**EXERCISE INSTRUCTIONS**
Reproduce each line of the material precisely.

**Collected data**
========

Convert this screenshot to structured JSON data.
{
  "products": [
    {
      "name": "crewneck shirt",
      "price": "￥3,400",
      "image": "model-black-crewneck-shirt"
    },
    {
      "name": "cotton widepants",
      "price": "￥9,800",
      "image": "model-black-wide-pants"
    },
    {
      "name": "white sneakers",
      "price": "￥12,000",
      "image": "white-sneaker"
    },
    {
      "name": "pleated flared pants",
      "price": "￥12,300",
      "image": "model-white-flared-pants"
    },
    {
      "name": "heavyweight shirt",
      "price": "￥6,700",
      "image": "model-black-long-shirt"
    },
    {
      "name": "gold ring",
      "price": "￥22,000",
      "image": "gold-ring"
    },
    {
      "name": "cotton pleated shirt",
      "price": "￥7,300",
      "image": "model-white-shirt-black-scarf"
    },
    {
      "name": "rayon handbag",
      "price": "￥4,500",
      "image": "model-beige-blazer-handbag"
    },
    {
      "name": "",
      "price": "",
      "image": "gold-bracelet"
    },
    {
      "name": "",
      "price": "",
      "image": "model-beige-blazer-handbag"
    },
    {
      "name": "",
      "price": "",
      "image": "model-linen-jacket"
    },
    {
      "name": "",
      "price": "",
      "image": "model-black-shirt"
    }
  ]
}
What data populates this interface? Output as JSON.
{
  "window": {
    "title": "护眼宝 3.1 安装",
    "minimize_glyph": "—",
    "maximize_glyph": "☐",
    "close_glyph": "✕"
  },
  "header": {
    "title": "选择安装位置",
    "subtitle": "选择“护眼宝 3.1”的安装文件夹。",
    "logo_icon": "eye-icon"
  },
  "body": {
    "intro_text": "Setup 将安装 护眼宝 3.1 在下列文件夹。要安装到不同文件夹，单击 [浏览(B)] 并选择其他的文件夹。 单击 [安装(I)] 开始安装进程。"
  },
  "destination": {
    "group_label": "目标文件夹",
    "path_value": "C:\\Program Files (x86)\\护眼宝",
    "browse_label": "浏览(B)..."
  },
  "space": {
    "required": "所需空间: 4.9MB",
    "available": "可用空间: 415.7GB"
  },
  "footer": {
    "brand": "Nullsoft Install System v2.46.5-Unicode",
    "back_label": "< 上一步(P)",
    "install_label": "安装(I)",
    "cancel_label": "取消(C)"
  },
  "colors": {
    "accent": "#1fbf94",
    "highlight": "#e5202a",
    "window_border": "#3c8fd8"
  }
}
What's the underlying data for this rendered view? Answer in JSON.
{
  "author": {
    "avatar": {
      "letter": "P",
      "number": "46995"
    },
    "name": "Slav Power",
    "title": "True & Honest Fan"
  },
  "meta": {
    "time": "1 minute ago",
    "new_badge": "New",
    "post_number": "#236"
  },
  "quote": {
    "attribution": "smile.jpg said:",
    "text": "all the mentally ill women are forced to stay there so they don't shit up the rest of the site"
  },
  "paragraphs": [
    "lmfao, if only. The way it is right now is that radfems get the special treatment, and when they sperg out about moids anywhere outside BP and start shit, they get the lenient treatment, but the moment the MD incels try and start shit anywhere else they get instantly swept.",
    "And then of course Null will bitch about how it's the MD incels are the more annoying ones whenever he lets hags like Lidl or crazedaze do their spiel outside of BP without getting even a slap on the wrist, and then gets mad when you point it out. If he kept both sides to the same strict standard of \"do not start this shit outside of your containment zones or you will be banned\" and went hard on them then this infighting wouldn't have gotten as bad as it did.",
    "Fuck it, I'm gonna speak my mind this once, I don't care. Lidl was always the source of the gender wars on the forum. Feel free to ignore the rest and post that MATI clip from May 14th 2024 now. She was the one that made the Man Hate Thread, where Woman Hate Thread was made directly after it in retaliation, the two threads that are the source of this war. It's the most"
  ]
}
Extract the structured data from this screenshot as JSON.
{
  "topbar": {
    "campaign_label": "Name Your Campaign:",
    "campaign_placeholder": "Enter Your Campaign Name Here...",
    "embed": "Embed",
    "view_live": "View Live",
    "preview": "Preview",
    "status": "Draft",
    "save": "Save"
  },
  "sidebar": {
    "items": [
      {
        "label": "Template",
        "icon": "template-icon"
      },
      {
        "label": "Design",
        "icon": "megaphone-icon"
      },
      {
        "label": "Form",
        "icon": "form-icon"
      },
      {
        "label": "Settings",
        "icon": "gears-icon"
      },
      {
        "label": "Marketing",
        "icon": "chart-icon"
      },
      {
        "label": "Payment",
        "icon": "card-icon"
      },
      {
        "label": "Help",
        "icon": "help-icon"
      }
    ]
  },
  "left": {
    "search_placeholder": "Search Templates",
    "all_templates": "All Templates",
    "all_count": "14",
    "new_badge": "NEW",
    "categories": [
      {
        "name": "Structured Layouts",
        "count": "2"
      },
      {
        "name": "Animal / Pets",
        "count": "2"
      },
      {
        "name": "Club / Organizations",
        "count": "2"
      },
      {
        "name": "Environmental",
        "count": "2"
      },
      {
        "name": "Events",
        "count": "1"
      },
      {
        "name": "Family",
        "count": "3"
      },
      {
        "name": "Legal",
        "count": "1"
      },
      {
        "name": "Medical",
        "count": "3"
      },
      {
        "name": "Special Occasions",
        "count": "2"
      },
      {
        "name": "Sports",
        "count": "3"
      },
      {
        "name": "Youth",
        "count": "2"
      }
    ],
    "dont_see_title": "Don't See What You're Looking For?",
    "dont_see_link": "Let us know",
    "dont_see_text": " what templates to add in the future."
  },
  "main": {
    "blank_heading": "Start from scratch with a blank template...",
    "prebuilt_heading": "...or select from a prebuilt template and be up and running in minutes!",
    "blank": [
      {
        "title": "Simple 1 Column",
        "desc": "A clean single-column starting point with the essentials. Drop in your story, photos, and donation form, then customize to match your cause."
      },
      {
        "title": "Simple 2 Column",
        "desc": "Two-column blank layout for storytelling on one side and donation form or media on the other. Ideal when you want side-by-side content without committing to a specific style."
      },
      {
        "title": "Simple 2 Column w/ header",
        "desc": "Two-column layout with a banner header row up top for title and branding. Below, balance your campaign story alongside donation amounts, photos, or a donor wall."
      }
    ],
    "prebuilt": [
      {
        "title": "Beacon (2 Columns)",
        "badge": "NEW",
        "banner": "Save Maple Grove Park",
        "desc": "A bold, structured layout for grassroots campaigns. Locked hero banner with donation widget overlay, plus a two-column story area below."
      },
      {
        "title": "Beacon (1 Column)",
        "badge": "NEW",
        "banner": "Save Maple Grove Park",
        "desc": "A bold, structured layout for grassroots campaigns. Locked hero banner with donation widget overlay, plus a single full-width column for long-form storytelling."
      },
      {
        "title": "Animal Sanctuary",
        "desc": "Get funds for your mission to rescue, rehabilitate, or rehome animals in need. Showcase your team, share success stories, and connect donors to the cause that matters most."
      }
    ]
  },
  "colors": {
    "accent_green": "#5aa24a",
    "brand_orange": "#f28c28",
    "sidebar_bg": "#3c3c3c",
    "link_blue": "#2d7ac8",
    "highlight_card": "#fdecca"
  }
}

========

**RIGHT ANSWER**
Convert this screenshot to structured JSON data.
{
  "products": [
    {
      "name": "crewneck shirt",
      "price": "￥3,400",
      "image": "model-black-crewneck-shirt"
    },
    {
      "name": "cotton widepants",
      "price": "￥9,800",
      "image": "model-black-wide-pants"
    },
    {
      "name": "white sneakers",
      "price": "￥12,000",
      "image": "white-sneaker"
    },
    {
      "name": "pleated flared pants",
      "price": "￥12,300",
      "image": "model-white-flared-pants"
    },
    {
      "name": "heavyweight shirt",
      "price": "￥6,700",
      "image": "model-black-long-shirt"
    },
    {
      "name": "gold ring",
      "price": "￥22,000",
      "image": "gold-ring"
    },
    {
      "name": "cotton pleated shirt",
      "price": "￥7,300",
      "image": "model-white-shirt-black-scarf"
    },
    {
      "name": "rayon handbag",
      "price": "￥4,500",
      "image": "model-beige-blazer-handbag"
    },
    {
      "name": "",
      "price": "",
      "image": "gold-bracelet"
    },
    {
      "name": "",
      "price": "",
      "image": "model-beige-blazer-handbag"
    },
    {
      "name": "",
      "price": "",
      "image": "model-linen-jacket"
    },
    {
      "name": "",
      "price": "",
      "image": "model-black-shirt"
    }
  ]
}
What data populates this interface? Output as JSON.
{
  "window": {
    "title": "护眼宝 3.1 安装",
    "minimize_glyph": "—",
    "maximize_glyph": "☐",
    "close_glyph": "✕"
  },
  "header": {
    "title": "选择安装位置",
    "subtitle": "选择“护眼宝 3.1”的安装文件夹。",
    "logo_icon": "eye-icon"
  },
  "body": {
    "intro_text": "Setup 将安装 护眼宝 3.1 在下列文件夹。要安装到不同文件夹，单击 [浏览(B)] 并选择其他的文件夹。 单击 [安装(I)] 开始安装进程。"
  },
  "destination": {
    "group_label": "目标文件夹",
    "path_value": "C:\\Program Files (x86)\\护眼宝",
    "browse_label": "浏览(B)..."
  },
  "space": {
    "required": "所需空间: 4.9MB",
    "available": "可用空间: 415.7GB"
  },
  "footer": {
    "brand": "Nullsoft Install System v2.46.5-Unicode",
    "back_label": "< 上一步(P)",
    "install_label": "安装(I)",
    "cancel_label": "取消(C)"
  },
  "colors": {
    "accent": "#1fbf94",
    "highlight": "#e5202a",
    "window_border": "#3c8fd8"
  }
}
What's the underlying data for this rendered view? Answer in JSON.
{
  "author": {
    "avatar": {
      "letter": "P",
      "number": "46995"
    },
    "name": "Slav Power",
    "title": "True & Honest Fan"
  },
  "meta": {
    "time": "1 minute ago",
    "new_badge": "New",
    "post_number": "#236"
  },
  "quote": {
    "attribution": "smile.jpg said:",
    "text": "all the mentally ill women are forced to stay there so they don't shit up the rest of the site"
  },
  "paragraphs": [
    "lmfao, if only. The way it is right now is that radfems get the special treatment, and when they sperg out about moids anywhere outside BP and start shit, they get the lenient treatment, but the moment the MD incels try and start shit anywhere else they get instantly swept.",
    "And then of course Null will bitch about how it's the MD incels are the more annoying ones whenever he lets hags like Lidl or crazedaze do their spiel outside of BP without getting even a slap on the wrist, and then gets mad when you point it out. If he kept both sides to the same strict standard of \"do not start this shit outside of your containment zones or you will be banned\" and went hard on them then this infighting wouldn't have gotten as bad as it did.",
    "Fuck it, I'm gonna speak my mind this once, I don't care. Lidl was always the source of the gender wars on the forum. Feel free to ignore the rest and post that MATI clip from May 14th 2024 now. She was the one that made the Man Hate Thread, where Woman Hate Thread was made directly after it in retaliation, the two threads that are the source of this war. It's the most"
  ]
}
Extract the structured data from this screenshot as JSON.
{
  "topbar": {
    "campaign_label": "Name Your Campaign:",
    "campaign_placeholder": "Enter Your Campaign Name Here...",
    "embed": "Embed",
    "view_live": "View Live",
    "preview": "Preview",
    "status": "Draft",
    "save": "Save"
  },
  "sidebar": {
    "items": [
      {
        "label": "Template",
        "icon": "template-icon"
      },
      {
        "label": "Design",
        "icon": "megaphone-icon"
      },
      {
        "label": "Form",
        "icon": "form-icon"
      },
      {
        "label": "Settings",
        "icon": "gears-icon"
      },
      {
        "label": "Marketing",
        "icon": "chart-icon"
      },
      {
        "label": "Payment",
        "icon": "card-icon"
      },
      {
        "label": "Help",
        "icon": "help-icon"
      }
    ]
  },
  "left": {
    "search_placeholder": "Search Templates",
    "all_templates": "All Templates",
    "all_count": "14",
    "new_badge": "NEW",
    "categories": [
      {
        "name": "Structured Layouts",
        "count": "2"
      },
      {
        "name": "Animal / Pets",
        "count": "2"
      },
      {
        "name": "Club / Organizations",
        "count": "2"
      },
      {
        "name": "Environmental",
        "count": "2"
      },
      {
        "name": "Events",
        "count": "1"
      },
      {
        "name": "Family",
        "count": "3"
      },
      {
        "name": "Legal",
        "count": "1"
      },
      {
        "name": "Medical",
        "count": "3"
      },
      {
        "name": "Special Occasions",
        "count": "2"
      },
      {
        "name": "Sports",
        "count": "3"
      },
      {
        "name": "Youth",
        "count": "2"
      }
    ],
    "dont_see_title": "Don't See What You're Looking For?",
    "dont_see_link": "Let us know",
    "dont_see_text": " what templates to add in the future."
  },
  "main": {
    "blank_heading": "Start from scratch with a blank template...",
    "prebuilt_heading": "...or select from a prebuilt template and be up and running in minutes!",
    "blank": [
      {
        "title": "Simple 1 Column",
        "desc": "A clean single-column starting point with the essentials. Drop in your story, photos, and donation form, then customize to match your cause."
      },
      {
        "title": "Simple 2 Column",
        "desc": "Two-column blank layout for storytelling on one side and donation form or media on the other. Ideal when you want side-by-side content without committing to a specific style."
      },
      {
        "title": "Simple 2 Column w/ header",
        "desc": "Two-column layout with a banner header row up top for title and branding. Below, balance your campaign story alongside donation amounts, photos, or a donor wall."
      }
    ],
    "prebuilt": [
      {
        "title": "Beacon (2 Columns)",
        "badge": "NEW",
        "banner": "Save Maple Grove Park",
        "desc": "A bold, structured layout for grassroots campaigns. Locked hero banner with donation widget overlay, plus a two-column story area below."
      },
      {
        "title": "Beacon (1 Column)",
        "badge": "NEW",
        "banner": "Save Maple Grove Park",
        "desc": "A bold, structured layout for grassroots campaigns. Locked hero banner with donation widget overlay, plus a single full-width column for long-form storytelling."
      },
      {
        "title": "Animal Sanctuary",
        "desc": "Get funds for your mission to rescue, rehabilitate, or rehome animals in need. Showcase your team, share success stories, and connect donors to the cause that matters most."
      }
    ]
  },
  "colors": {
    "accent_green": "#5aa24a",
    "brand_orange": "#f28c28",
    "sidebar_bg": "#3c3c3c",
    "link_blue": "#2d7ac8",
    "highlight_card": "#fdecca"
  }
}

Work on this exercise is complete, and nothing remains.